Reading text:
====================

# Platy Fry



## OSUJillyBean (Dec 30, 2008)

I bought some platys and a dalmation molly from Petsmart this summer. None of them made it very long (they all got sort of fuzzy-covered. Tried isolating into individual tubs but I lost all of them in a matter of 36 hours). 

I left the tank running, a bit annoyed at myself for killing off half-a dozen fish in under two days. About a week later I noticed a sprinkling of orange and white hiding amongst the (plastic) plants. 

Yep - FRY!!

I've had fry before but always just left them in the adult tank. Saving the fry meant buying them a new tank, and what happens when I get a new batch? It sounded like a mess so I let the parents eat them and the smart/quick ones who hid well suvived. 

Now I've got a tank full of fry (all of my fish were female and I'm guessing pregnant since each was sort of fat-looking and had a dark spot around the anal fin area). They were born in August. Over the months, I've moved once and switched them into a different tank. My cat drinks the water out of their bowl and the little idiots swim up to the surface and get swallowed along with the water. 

I only have about 8 orange-colored babies left and no white ones. 

They don't seem to be growing very quickly. I sort of thought they'd be full-grown by six months and I don't think that's going to happen. They get fed fry food (it's a powder made specifically for fry, I forget the brand but I got it from Petsmart) several times a day. 

How long will it take for them to reach their adult size?


----------



## petlover516 (Nov 12, 2008)

the platies do look healthy...this link to another thread in this forum may help u:http://www.aquariumforum.com/f33/perfect-livebearer-1202.html


----------



## djrichie (May 15, 2008)

you could just switch to crushed flake food for molly fry. Save yourself some money. I can't help but notice you have them in a traditional fish bowl. Do that thing have a filter and a heater in it. I can see that gill appear to be brite red, Is that true.Water quality is a big factor on how fash fish grow,


----------



## Fishboydanny1 (Jun 13, 2008)

====================

Data rows:

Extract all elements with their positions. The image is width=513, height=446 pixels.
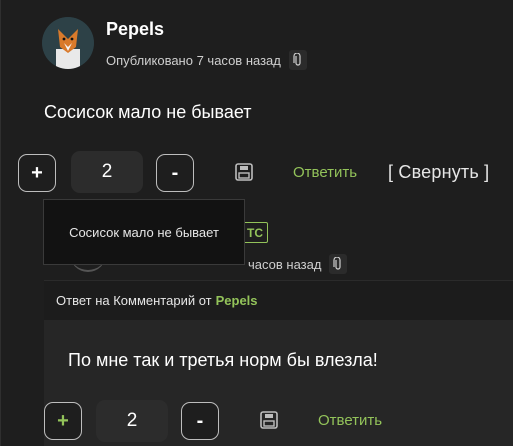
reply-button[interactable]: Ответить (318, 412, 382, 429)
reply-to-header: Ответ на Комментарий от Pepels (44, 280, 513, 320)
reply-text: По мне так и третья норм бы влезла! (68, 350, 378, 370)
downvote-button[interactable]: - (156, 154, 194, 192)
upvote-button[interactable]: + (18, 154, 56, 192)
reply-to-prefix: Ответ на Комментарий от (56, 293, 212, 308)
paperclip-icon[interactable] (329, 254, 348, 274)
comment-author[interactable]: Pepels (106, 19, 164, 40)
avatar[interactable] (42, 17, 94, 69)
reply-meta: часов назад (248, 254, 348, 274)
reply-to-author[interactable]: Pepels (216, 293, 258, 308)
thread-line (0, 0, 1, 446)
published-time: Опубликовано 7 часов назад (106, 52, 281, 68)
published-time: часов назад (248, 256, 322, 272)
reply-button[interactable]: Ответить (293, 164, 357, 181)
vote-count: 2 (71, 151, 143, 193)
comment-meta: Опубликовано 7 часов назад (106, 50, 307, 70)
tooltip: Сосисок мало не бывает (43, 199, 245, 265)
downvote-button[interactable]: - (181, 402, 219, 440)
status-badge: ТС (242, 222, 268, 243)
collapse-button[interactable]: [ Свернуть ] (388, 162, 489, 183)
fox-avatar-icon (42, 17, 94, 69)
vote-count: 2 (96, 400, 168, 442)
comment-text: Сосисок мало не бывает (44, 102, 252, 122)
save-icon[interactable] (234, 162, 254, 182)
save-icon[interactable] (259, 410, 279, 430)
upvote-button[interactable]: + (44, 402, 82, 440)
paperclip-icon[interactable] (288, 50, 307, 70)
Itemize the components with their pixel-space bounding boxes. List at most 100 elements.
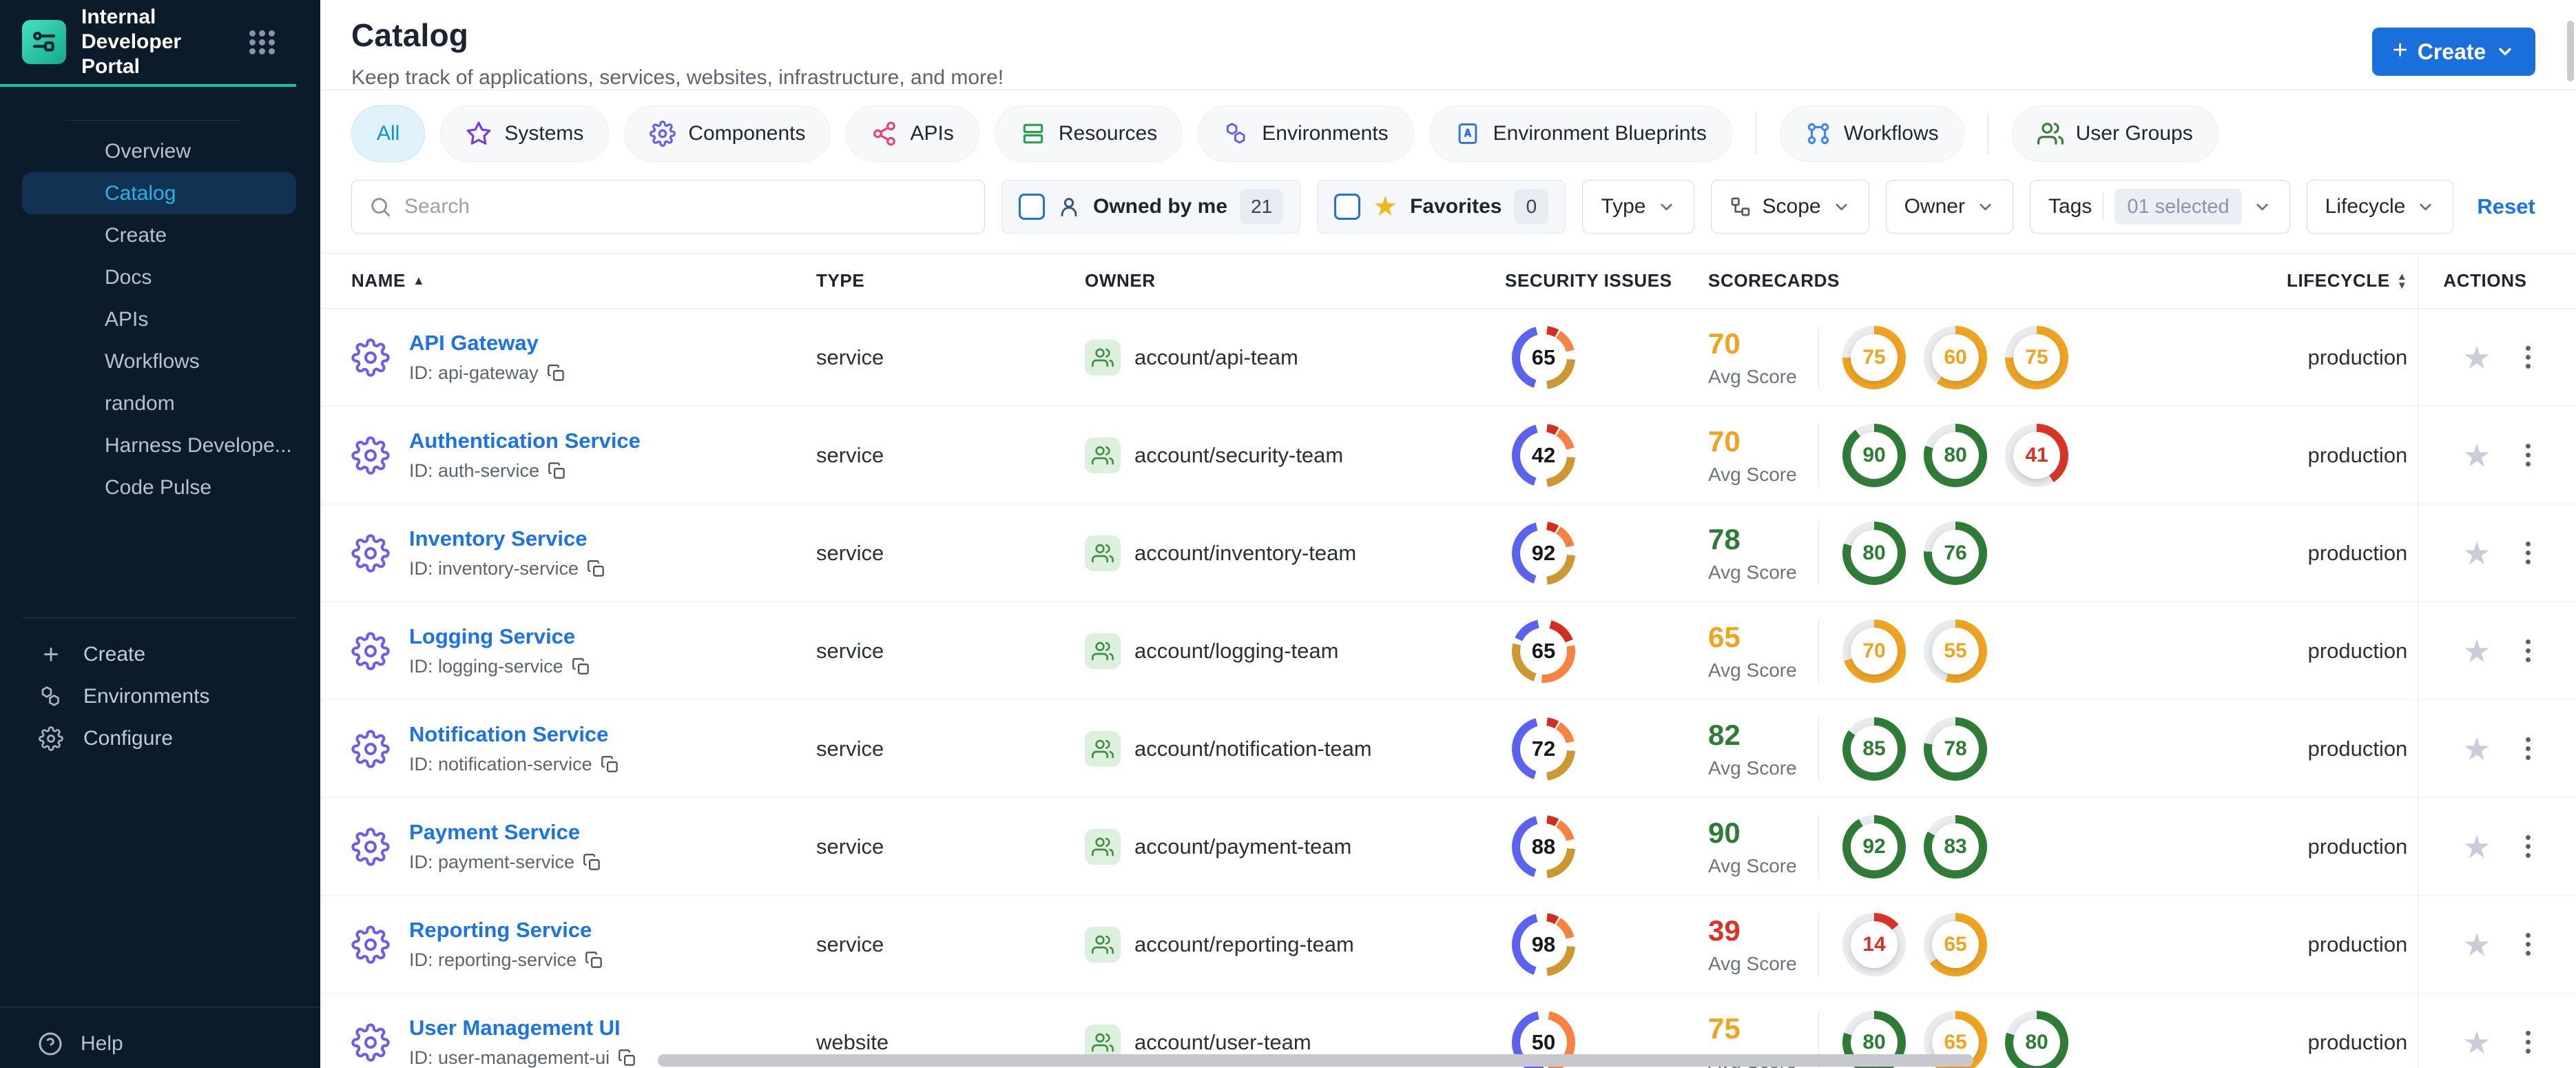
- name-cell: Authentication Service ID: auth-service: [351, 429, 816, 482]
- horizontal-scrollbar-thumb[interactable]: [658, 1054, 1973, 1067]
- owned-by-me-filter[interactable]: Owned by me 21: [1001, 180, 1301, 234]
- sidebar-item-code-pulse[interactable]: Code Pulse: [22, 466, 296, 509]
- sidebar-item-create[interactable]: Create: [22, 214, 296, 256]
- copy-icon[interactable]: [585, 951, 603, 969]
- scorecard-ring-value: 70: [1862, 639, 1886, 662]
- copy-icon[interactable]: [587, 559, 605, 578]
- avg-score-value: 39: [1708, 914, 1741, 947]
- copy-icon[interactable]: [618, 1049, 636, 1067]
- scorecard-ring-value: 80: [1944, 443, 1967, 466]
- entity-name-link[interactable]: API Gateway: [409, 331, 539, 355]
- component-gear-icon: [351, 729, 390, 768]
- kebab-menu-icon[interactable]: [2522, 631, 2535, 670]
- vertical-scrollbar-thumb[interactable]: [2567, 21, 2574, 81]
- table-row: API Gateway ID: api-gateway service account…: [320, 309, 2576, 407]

====================

The task:
Please write out the portion of the platy fry thread that begins at the words "I only have" and stops after "their adult size?". The material comes from a separate source.

Answer for the task:
I only have about 8 orange-colored babies left and no white ones. 

They don't seem to be growing very quickly. I sort of thought they'd be full-grown by six months and I don't think that's going to happen. They get fed fry food (it's a powder made specifically for fry, I forget the brand but I got it from Petsmart) several times a day. 

How long will it take for them to reach their adult size?